### Records shown
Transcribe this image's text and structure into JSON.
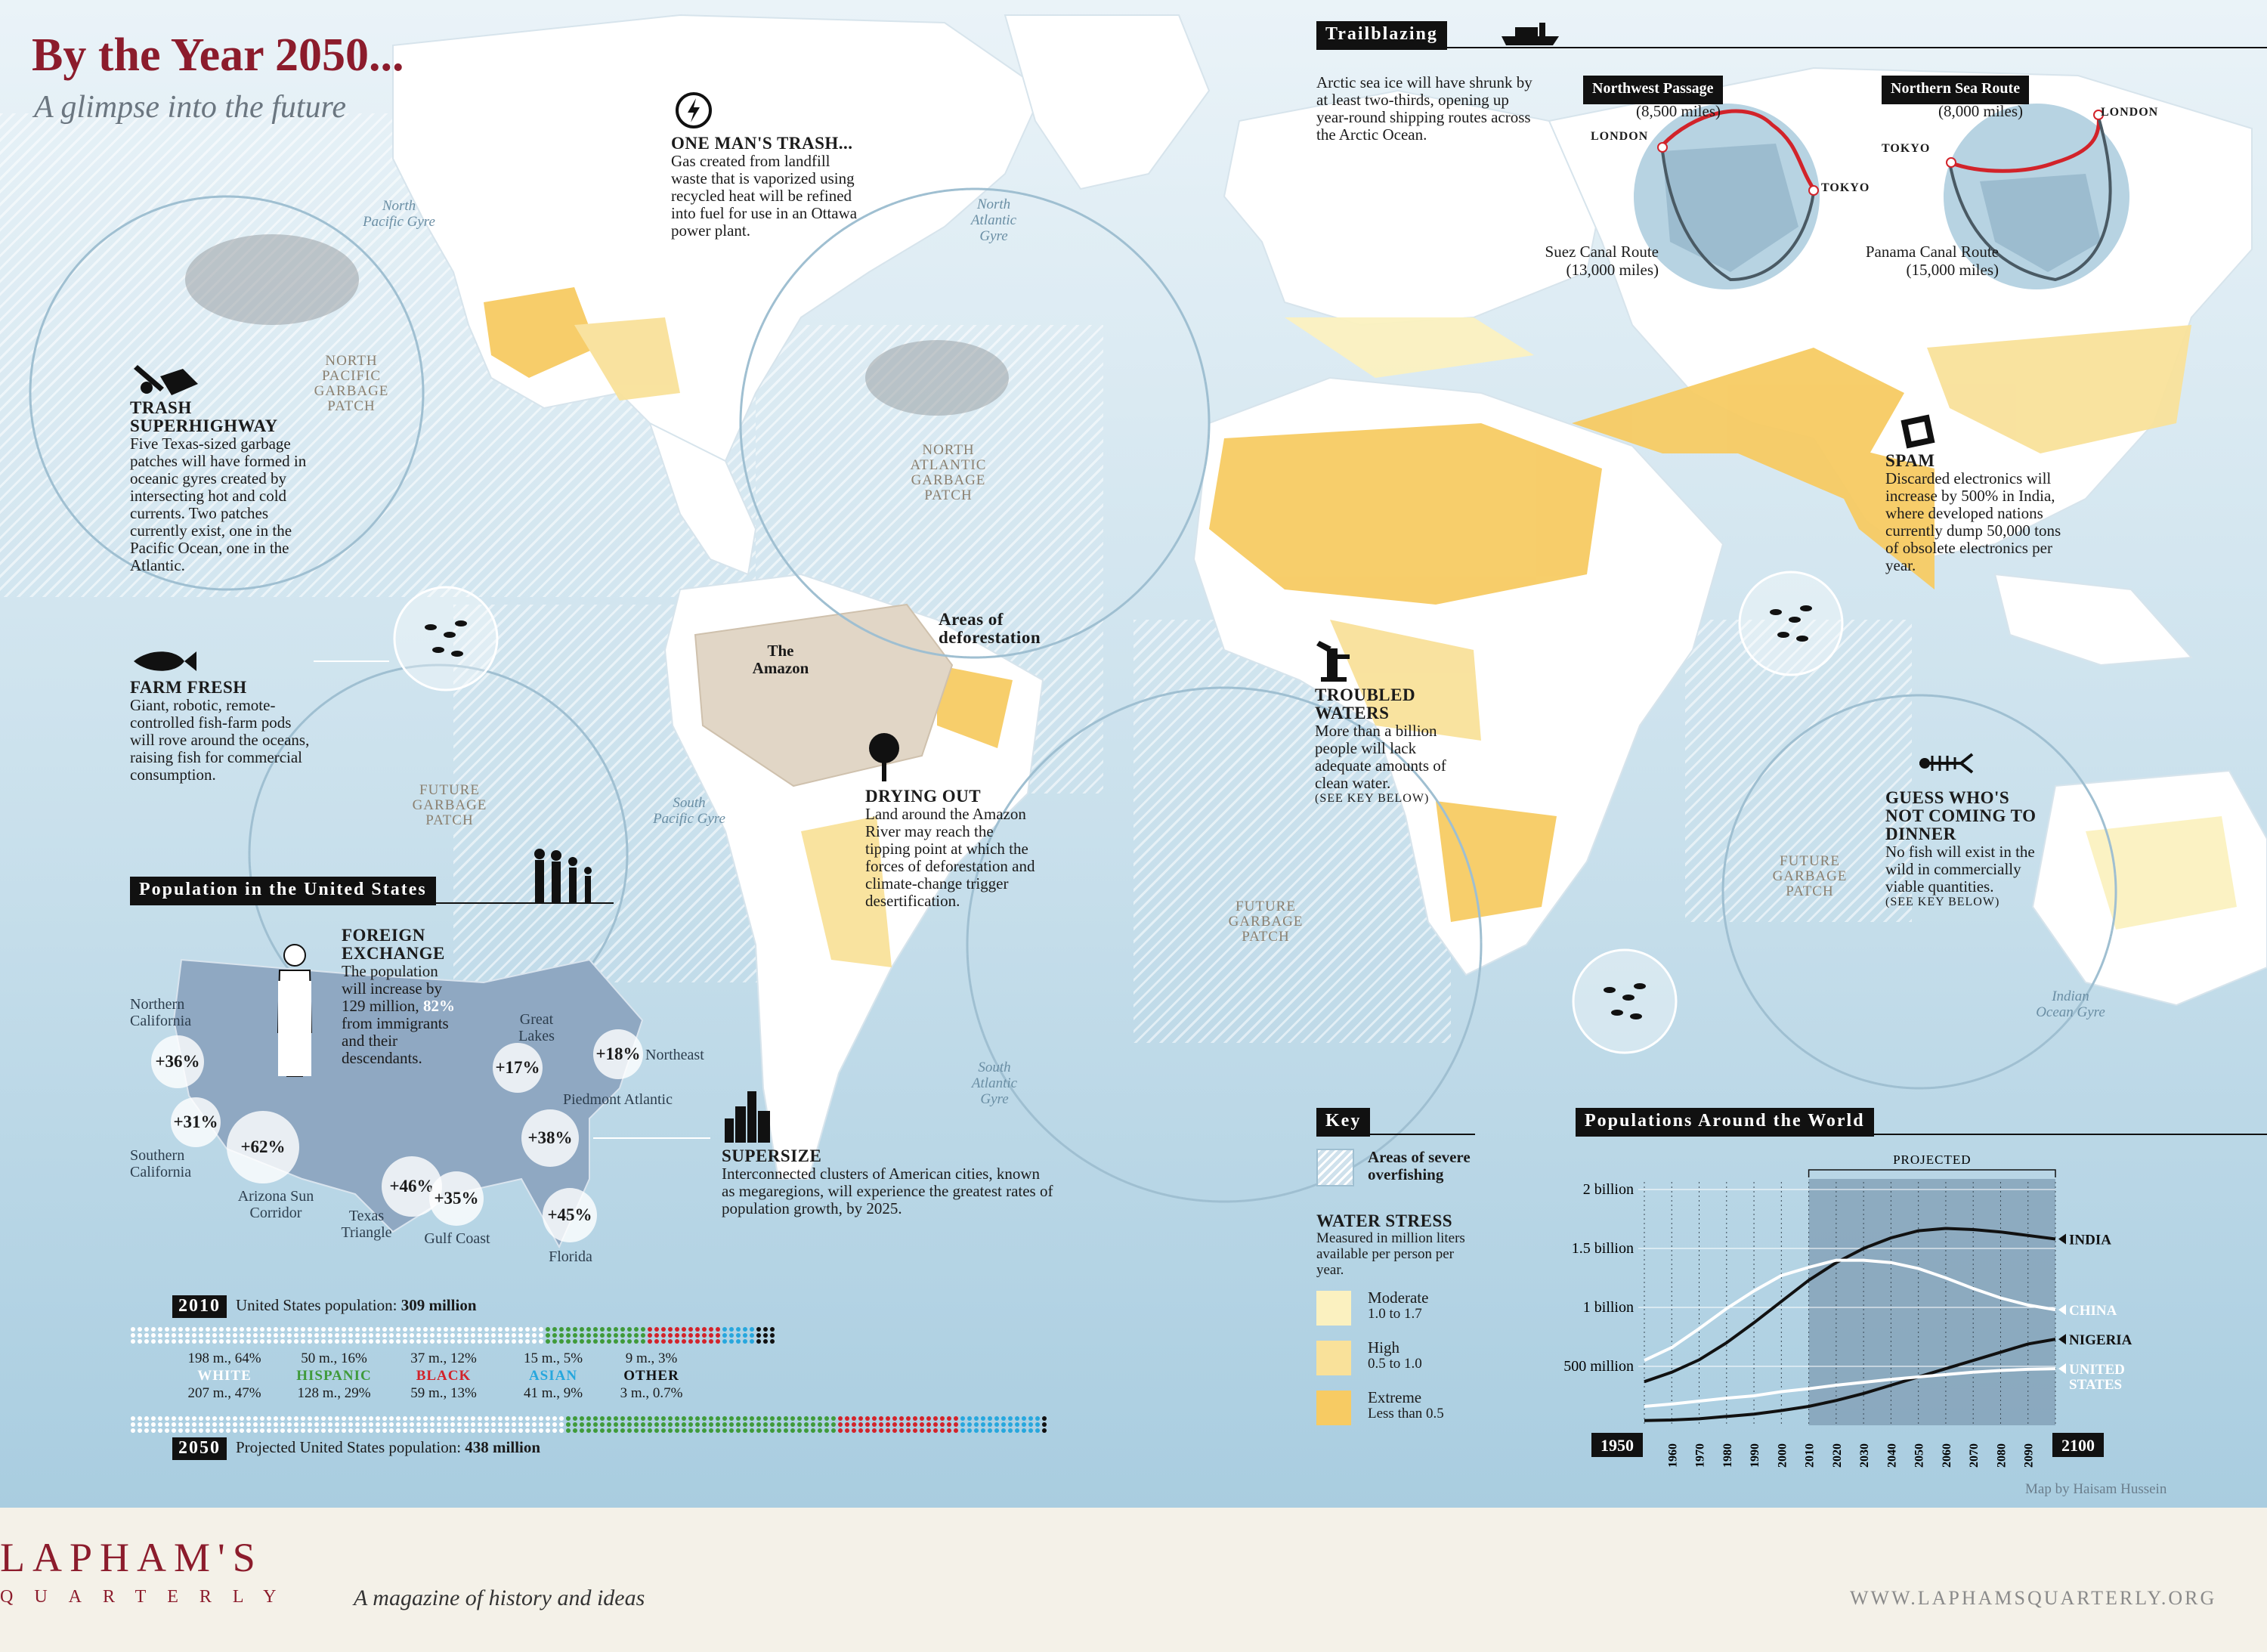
{
  "header": {
    "title": "By the Year 2050...",
    "subtitle": "A glimpse into the future"
  },
  "trash": {
    "title": "One Man's Trash...",
    "body": "Gas created from landfill waste that is vaporized using recycled heat will be refined into fuel for use in an Ottawa power plant."
  },
  "trailblazing": {
    "label": "Trailblazing",
    "body": "Arctic sea ice will have shrunk by at least two-thirds, opening up year-round shipping routes across the Arctic Ocean.",
    "globe1": {
      "route": "Northwest Passage",
      "route_miles": "(8,500 miles)",
      "city_a": "LONDON",
      "city_b": "TOKYO",
      "alt_route": "Suez Canal Route",
      "alt_miles": "(13,000 miles)"
    },
    "globe2": {
      "route": "Northern Sea Route",
      "route_miles": "(8,000 miles)",
      "city_a": "TOKYO",
      "city_b": "LONDON",
      "alt_route": "Panama Canal Route",
      "alt_miles": "(15,000 miles)"
    }
  },
  "superhighway": {
    "title": "Trash Superhighway",
    "body": "Five Texas-sized garbage patches will have formed in oceanic gyres created by intersecting hot and cold currents. Two patches currently exist, one in the Pacific Ocean, one in the Atlantic."
  },
  "farm": {
    "title": "Farm Fresh",
    "body": "Giant, robotic, remote-controlled fish-farm pods will rove around the oceans, raising fish for commercial consumption."
  },
  "amazon": {
    "label": "The Amazon",
    "deforest": "Areas of deforestation"
  },
  "drying": {
    "title": "Drying Out",
    "body": "Land around the Amazon River may reach the tipping point at which the forces of deforestation and climate-change trigger desertification."
  },
  "troubled": {
    "title": "Troubled Waters",
    "body": "More than a billion people will lack adequate amounts of clean water.",
    "note": "(see key below)"
  },
  "spam": {
    "title": "Spam",
    "body": "Discarded electronics will increase by 500% in India, where developed nations currently dump 50,000 tons of obsolete electronics per year."
  },
  "dinner": {
    "title": "Guess Who's Not Coming to Dinner",
    "body": "No fish will exist in the wild in commercially viable quantities.",
    "note": "(see key below)"
  },
  "gyres": {
    "north_pacific": "North Pacific Gyre",
    "north_atlantic": "North Atlantic Gyre",
    "south_pacific": "South Pacific Gyre",
    "south_atlantic": "South Atlantic Gyre",
    "indian": "Indian Ocean Gyre"
  },
  "patches": {
    "north_pacific": "NORTH PACIFIC GARBAGE PATCH",
    "north_atlantic": "NORTH ATLANTIC GARBAGE PATCH",
    "future1": "FUTURE GARBAGE PATCH",
    "future2": "FUTURE GARBAGE PATCH",
    "future3": "FUTURE GARBAGE PATCH"
  },
  "us_pop": {
    "label": "Population in the United States",
    "foreign_title": "Foreign Exchange",
    "foreign_body_1": "The population will increase by 129 million,",
    "foreign_pct": "82%",
    "foreign_body_2": "from immigrants and their descendants.",
    "regions": [
      {
        "name": "Northern California",
        "value": "+36%"
      },
      {
        "name": "Southern California",
        "value": "+31%"
      },
      {
        "name": "Arizona Sun Corridor",
        "value": "+62%"
      },
      {
        "name": "Texas Triangle",
        "value": "+46%"
      },
      {
        "name": "Gulf Coast",
        "value": "+35%"
      },
      {
        "name": "Great Lakes",
        "value": "+17%"
      },
      {
        "name": "Northeast",
        "value": "+18%"
      },
      {
        "name": "Piedmont Atlantic",
        "value": "+38%"
      },
      {
        "name": "Florida",
        "value": "+45%"
      }
    ],
    "supersize_title": "Supersize",
    "supersize_body": "Interconnected clusters of American cities, known as megaregions, will experience the greatest rates of population growth, by 2025.",
    "y2010": "2010",
    "y2010_text": "United States population:",
    "y2010_value": "309 million",
    "y2050": "2050",
    "y2050_text": "Projected United States population:",
    "y2050_value": "438 million",
    "groups": [
      {
        "name": "WHITE",
        "v2010": "198 m., 64%",
        "v2050": "207 m., 47%",
        "color": "#ffffff",
        "p2010": 64,
        "p2050": 47
      },
      {
        "name": "HISPANIC",
        "v2010": "50 m., 16%",
        "v2050": "128 m., 29%",
        "color": "#3f9a3a",
        "p2010": 16,
        "p2050": 29
      },
      {
        "name": "BLACK",
        "v2010": "37 m., 12%",
        "v2050": "59 m., 13%",
        "color": "#d2232a",
        "p2010": 12,
        "p2050": 13
      },
      {
        "name": "ASIAN",
        "v2010": "15 m., 5%",
        "v2050": "41 m., 9%",
        "color": "#27a7dd",
        "p2010": 5,
        "p2050": 9
      },
      {
        "name": "OTHER",
        "v2010": "9 m., 3%",
        "v2050": "3 m., 0.7%",
        "color": "#111111",
        "p2010": 3,
        "p2050": 0.7
      }
    ]
  },
  "key": {
    "label": "Key",
    "overfishing": "Areas of severe overfishing",
    "water_title": "Water Stress",
    "water_sub": "Measured in million liters available per person per year.",
    "levels": [
      {
        "name": "Moderate",
        "range": "1.0 to 1.7",
        "color": "#fbf1c0"
      },
      {
        "name": "High",
        "range": "0.5 to 1.0",
        "color": "#f9e19a"
      },
      {
        "name": "Extreme",
        "range": "Less than 0.5",
        "color": "#f7cb63"
      }
    ]
  },
  "world_pop": {
    "label": "Populations Around the World",
    "projected": "PROJECTED",
    "credit": "Map by Haisam Hussein"
  },
  "chart_data": {
    "type": "line",
    "title": "Populations Around the World",
    "x": [
      1950,
      1960,
      1970,
      1980,
      1990,
      2000,
      2010,
      2020,
      2030,
      2040,
      2050,
      2060,
      2070,
      2080,
      2090,
      2100
    ],
    "x_ticks": [
      "1960",
      "1970",
      "1980",
      "1990",
      "2000",
      "2010",
      "2020",
      "2030",
      "2040",
      "2050",
      "2060",
      "2070",
      "2080",
      "2090"
    ],
    "x_end_labels": [
      "1950",
      "2100"
    ],
    "y_ticks": [
      {
        "v": 500,
        "label": "500 million"
      },
      {
        "v": 1000,
        "label": "1 billion"
      },
      {
        "v": 1500,
        "label": "1.5 billion"
      },
      {
        "v": 2000,
        "label": "2 billion"
      }
    ],
    "ylim": [
      0,
      2000
    ],
    "projected_range": [
      2010,
      2100
    ],
    "series": [
      {
        "name": "INDIA",
        "color": "#111111",
        "values": [
          370,
          450,
          555,
          700,
          870,
          1050,
          1230,
          1380,
          1500,
          1590,
          1650,
          1670,
          1660,
          1640,
          1610,
          1580
        ]
      },
      {
        "name": "CHINA",
        "color": "#ffffff",
        "values": [
          550,
          660,
          820,
          990,
          1140,
          1270,
          1340,
          1400,
          1400,
          1380,
          1330,
          1250,
          1160,
          1080,
          1020,
          980
        ]
      },
      {
        "name": "NIGERIA",
        "color": "#111111",
        "values": [
          40,
          45,
          55,
          75,
          95,
          125,
          160,
          210,
          270,
          340,
          410,
          480,
          550,
          620,
          690,
          730
        ]
      },
      {
        "name": "UNITED STATES",
        "color": "#ffffff",
        "values": [
          160,
          180,
          205,
          230,
          250,
          285,
          310,
          340,
          365,
          390,
          410,
          430,
          450,
          465,
          475,
          480
        ]
      }
    ]
  },
  "footer": {
    "brand_1": "LAPHAM'S",
    "brand_2": "QUARTERLY",
    "tagline": "A magazine of history and ideas",
    "url": "WWW.LAPHAMSQUARTERLY.ORG"
  }
}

### Task goal
Find every line with the word "billion" and state how many there are, with no other words.

### Answer to the exercise
4